The request: Find all lines in the records that include the word "观察小肠收缩活动的改变", and copy them out.
++++++++++
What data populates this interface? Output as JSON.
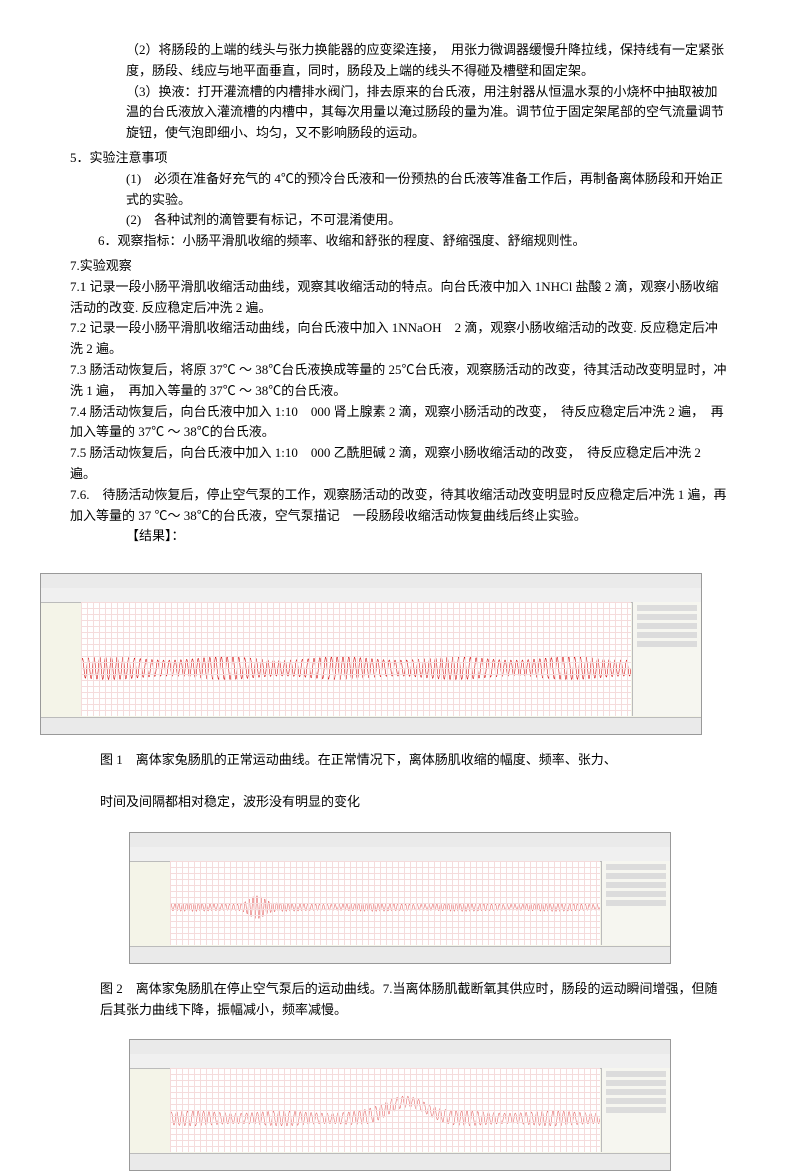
{
  "steps": {
    "s2": "（2）将肠段的上端的线头与张力换能器的应变梁连接，　用张力微调器缓慢升降拉线，保持线有一定紧张度，肠段、线应与地平面垂直，同时，肠段及上端的线头不得碰及槽壁和固定架。",
    "s3": "（3）换液：打开灌流槽的内槽排水阀门，排去原来的台氏液，用注射器从恒温水泵的小烧杯中抽取被加温的台氏液放入灌流槽的内槽中，其每次用量以淹过肠段的量为准。调节位于固定架尾部的空气流量调节旋钮，使气泡即细小、均匀，又不影响肠段的运动。"
  },
  "sec5_title": "5．实验注意事项",
  "sec5_1": "(1)　必须在准备好充气的 4℃的预冷台氏液和一份预热的台氏液等准备工作后，再制备离体肠段和开始正式的实验。",
  "sec5_2": "(2)　各种试剂的滴管要有标记，不可混淆使用。",
  "sec6": "6．观察指标：小肠平滑肌收缩的频率、收缩和舒张的程度、舒缩强度、舒缩规则性。",
  "sec7_title": "7.实验观察",
  "sec7_1": "7.1 记录一段小肠平滑肌收缩活动曲线，观察其收缩活动的特点。向台氏液中加入 1NHCl 盐酸 2 滴，观察小肠收缩活动的改变. 反应稳定后冲洗 2 遍。",
  "sec7_2": "7.2 记录一段小肠平滑肌收缩活动曲线，向台氏液中加入 1NNaOH　2 滴，观察小肠收缩活动的改变. 反应稳定后冲洗 2 遍。",
  "sec7_3": "7.3 肠活动恢复后，将原 37℃ ～ 38℃台氏液换成等量的 25℃台氏液，观察肠活动的改变，待其活动改变明显时，冲洗 1 遍，　再加入等量的 37℃ ～ 38℃的台氏液。",
  "sec7_4": "7.4 肠活动恢复后，向台氏液中加入 1:10　000 肾上腺素 2 滴，观察小肠活动的改变，　待反应稳定后冲洗 2 遍，　再加入等量的 37℃ ～ 38℃的台氏液。",
  "sec7_5": "7.5 肠活动恢复后，向台氏液中加入 1:10　000 乙酰胆碱 2 滴，观察小肠收缩活动的改变，　待反应稳定后冲洗 2 遍。",
  "sec7_6": "7.6.　待肠活动恢复后，停止空气泵的工作，观察肠活动的改变，待其收缩活动改变明显时反应稳定后冲洗 1 遍，再加入等量的 37 ℃～ 38℃的台氏液，空气泵描记　一段肠段收缩活动恢复曲线后终止实验。",
  "results_label": "【结果】：",
  "fig1_caption_a": "图 1　离体家兔肠肌的正常运动曲线。在正常情况下，离体肠肌收缩的幅度、频率、张力、",
  "fig1_caption_b": "时间及间隔都相对稳定，波形没有明显的变化",
  "fig2_caption": "图 2　离体家兔肠肌在停止空气泵后的运动曲线。7.当离体肠肌截断氧其供应时，肠段的运动瞬间增强，但随后其张力曲线下降，振幅减小，频率减慢。",
  "chart1": {
    "type": "line",
    "wave_color": "#d40000",
    "grid_color": "#f5dcdc",
    "background_color": "#ffffff",
    "panel_bg": "#f4f4e8",
    "baseline_y": 0.58,
    "amplitude": 0.1,
    "cycles": 95,
    "line_width": 1
  },
  "chart2": {
    "type": "line",
    "wave_color": "#d40000",
    "grid_color": "#f5dcdc",
    "background_color": "#ffffff",
    "panel_bg": "#f4f4e8",
    "baseline_y": 0.55,
    "amplitude": 0.05,
    "cycles": 110,
    "burst_pos": 0.2,
    "burst_amp": 0.12,
    "line_width": 1
  },
  "chart3": {
    "type": "line",
    "wave_color": "#d40000",
    "grid_color": "#f5dcdc",
    "background_color": "#ffffff",
    "panel_bg": "#f4f4e8",
    "baseline_y": 0.6,
    "amplitude": 0.09,
    "cycles": 80,
    "hump_pos": 0.55,
    "hump_height": 0.2,
    "line_width": 1
  }
}
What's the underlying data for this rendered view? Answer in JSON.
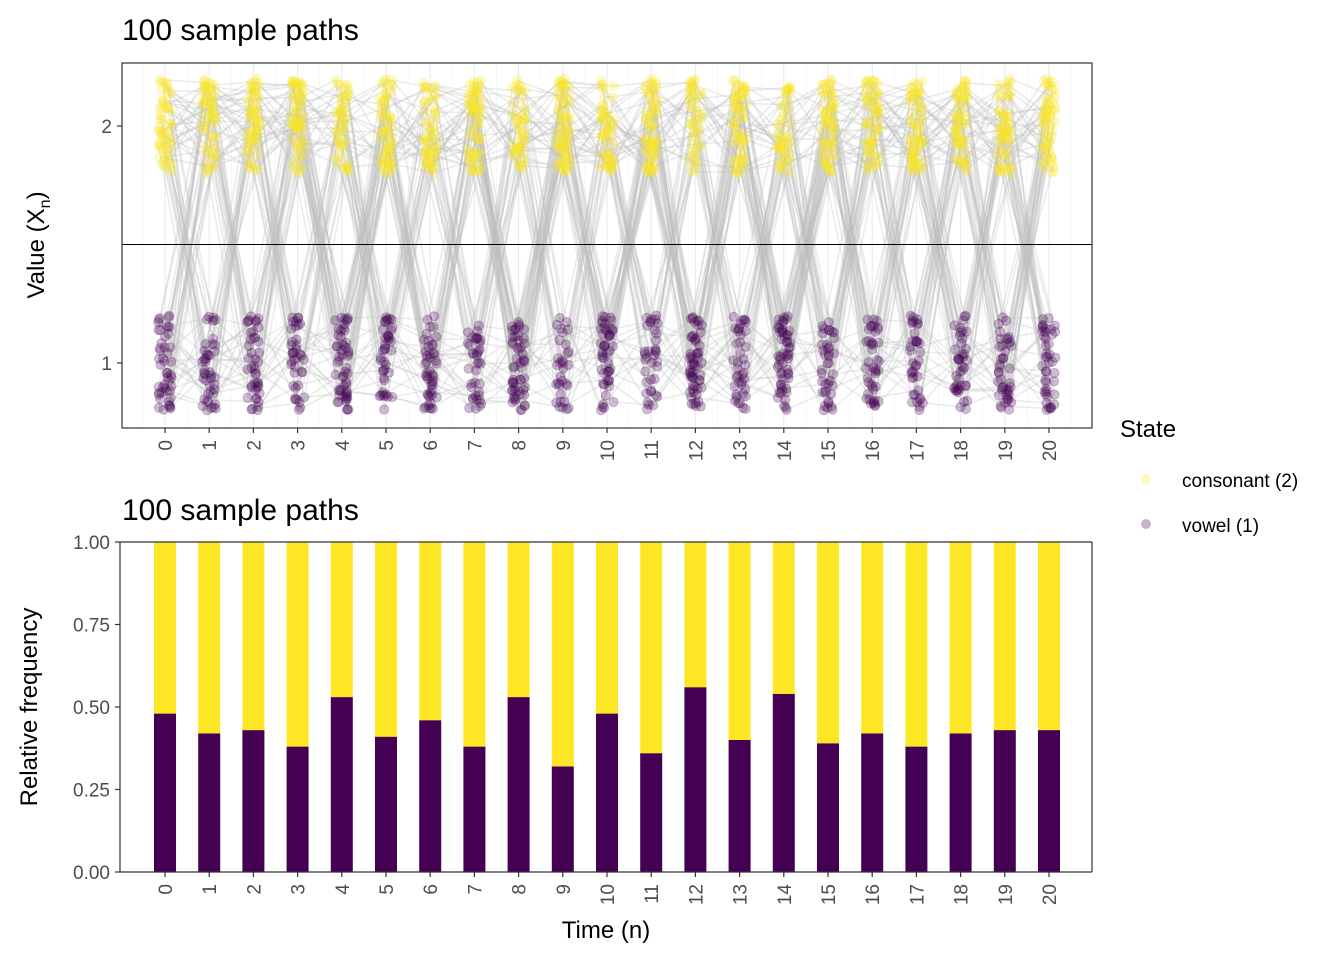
++++++++++
Written answer:
  "sec7_1": "7.1 记录一段小肠平滑肌收缩活动曲线，观察其收缩活动的特点。向台氏液中加入 1NHCl 盐酸 2 滴，观察小肠收缩活动的改变. 反应稳定后冲洗 2 遍。",
  "sec7_2": "7.2 记录一段小肠平滑肌收缩活动曲线，向台氏液中加入 1NNaOH　2 滴，观察小肠收缩活动的改变. 反应稳定后冲洗 2 遍。",
  "sec7_5": "7.5 肠活动恢复后，向台氏液中加入 1:10　000 乙酰胆碱 2 滴，观察小肠收缩活动的改变，　待反应稳定后冲洗 2 遍。",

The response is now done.